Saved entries
◇ ◇ ◇ ◇

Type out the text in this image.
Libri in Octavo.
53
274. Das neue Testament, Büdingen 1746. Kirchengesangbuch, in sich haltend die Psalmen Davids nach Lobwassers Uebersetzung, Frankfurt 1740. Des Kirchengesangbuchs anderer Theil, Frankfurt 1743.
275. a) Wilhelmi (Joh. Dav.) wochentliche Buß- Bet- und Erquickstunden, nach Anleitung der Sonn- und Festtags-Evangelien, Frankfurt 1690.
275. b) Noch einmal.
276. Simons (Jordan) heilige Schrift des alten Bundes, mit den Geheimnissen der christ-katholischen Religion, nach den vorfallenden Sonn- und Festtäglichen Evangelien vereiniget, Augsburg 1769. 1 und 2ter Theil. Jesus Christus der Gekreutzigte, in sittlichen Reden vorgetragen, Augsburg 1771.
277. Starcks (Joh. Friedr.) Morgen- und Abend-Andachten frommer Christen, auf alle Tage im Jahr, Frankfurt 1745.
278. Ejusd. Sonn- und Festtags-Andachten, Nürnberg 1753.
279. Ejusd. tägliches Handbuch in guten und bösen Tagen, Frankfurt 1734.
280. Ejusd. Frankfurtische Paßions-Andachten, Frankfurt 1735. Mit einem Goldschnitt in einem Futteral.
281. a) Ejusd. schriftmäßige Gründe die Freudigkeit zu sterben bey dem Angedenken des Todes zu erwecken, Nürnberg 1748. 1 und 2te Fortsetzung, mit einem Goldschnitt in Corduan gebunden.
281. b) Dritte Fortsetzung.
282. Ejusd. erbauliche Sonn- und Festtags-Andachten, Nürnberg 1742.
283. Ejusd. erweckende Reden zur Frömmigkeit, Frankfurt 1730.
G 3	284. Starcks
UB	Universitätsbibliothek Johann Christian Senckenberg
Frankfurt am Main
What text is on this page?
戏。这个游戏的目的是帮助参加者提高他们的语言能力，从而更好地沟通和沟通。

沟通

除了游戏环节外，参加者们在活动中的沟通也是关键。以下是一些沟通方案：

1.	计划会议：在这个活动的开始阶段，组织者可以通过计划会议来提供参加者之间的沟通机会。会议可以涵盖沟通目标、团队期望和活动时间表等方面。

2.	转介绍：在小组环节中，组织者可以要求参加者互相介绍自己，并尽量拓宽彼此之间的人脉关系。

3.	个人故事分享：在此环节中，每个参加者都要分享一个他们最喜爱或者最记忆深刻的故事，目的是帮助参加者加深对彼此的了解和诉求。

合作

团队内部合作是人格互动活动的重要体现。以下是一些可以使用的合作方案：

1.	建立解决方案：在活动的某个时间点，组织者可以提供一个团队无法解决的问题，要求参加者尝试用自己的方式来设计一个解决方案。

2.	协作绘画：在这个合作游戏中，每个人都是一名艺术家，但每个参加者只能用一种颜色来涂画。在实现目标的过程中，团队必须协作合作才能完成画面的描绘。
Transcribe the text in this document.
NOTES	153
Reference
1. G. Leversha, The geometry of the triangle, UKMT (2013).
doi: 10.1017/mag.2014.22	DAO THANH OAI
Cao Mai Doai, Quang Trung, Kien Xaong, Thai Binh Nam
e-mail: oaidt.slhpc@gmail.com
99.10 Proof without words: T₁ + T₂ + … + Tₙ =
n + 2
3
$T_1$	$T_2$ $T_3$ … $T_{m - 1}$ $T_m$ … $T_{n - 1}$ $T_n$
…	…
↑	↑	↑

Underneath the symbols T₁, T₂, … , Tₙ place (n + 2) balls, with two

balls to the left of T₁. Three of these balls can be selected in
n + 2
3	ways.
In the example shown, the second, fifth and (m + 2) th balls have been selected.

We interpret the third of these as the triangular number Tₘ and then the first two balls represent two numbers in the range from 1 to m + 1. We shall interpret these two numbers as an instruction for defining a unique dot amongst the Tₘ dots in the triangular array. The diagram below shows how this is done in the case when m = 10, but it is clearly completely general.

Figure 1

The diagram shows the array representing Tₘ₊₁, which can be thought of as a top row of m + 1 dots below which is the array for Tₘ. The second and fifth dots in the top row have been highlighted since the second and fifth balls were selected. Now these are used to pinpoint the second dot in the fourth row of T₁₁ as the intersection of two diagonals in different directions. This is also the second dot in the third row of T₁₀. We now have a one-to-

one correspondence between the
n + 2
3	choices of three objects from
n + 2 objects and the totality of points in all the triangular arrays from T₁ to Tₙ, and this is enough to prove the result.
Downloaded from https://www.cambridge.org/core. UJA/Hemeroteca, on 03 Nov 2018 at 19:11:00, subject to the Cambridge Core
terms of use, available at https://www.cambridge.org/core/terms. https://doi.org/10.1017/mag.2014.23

◇ ◇ ◇ ◇

**WHAT IS BEING ASKED:**
Scan the entries above. Copy each line that has the string "these".

**FINISHED ANSWER:**
balls to the left of T₁. Three of these balls can be selected in
We interpret the third of these as the triangular number Tₘ and then the first two balls represent two numbers in the range from 1 to m + 1. We shall interpret these two numbers as an instruction for defining a unique dot amongst the Tₘ dots in the triangular array. The diagram below shows how this is done in the case when m = 10, but it is clearly completely general.
The diagram shows the array representing Tₘ₊₁, which can be thought of as a top row of m + 1 dots below which is the array for Tₘ. The second and fifth dots in the top row have been highlighted since the second and fifth balls were selected. Now these are used to pinpoint the second dot in the fourth row of T₁₁ as the intersection of two diagonals in different directions. This is also the second dot in the third row of T₁₀. We now have a one-to-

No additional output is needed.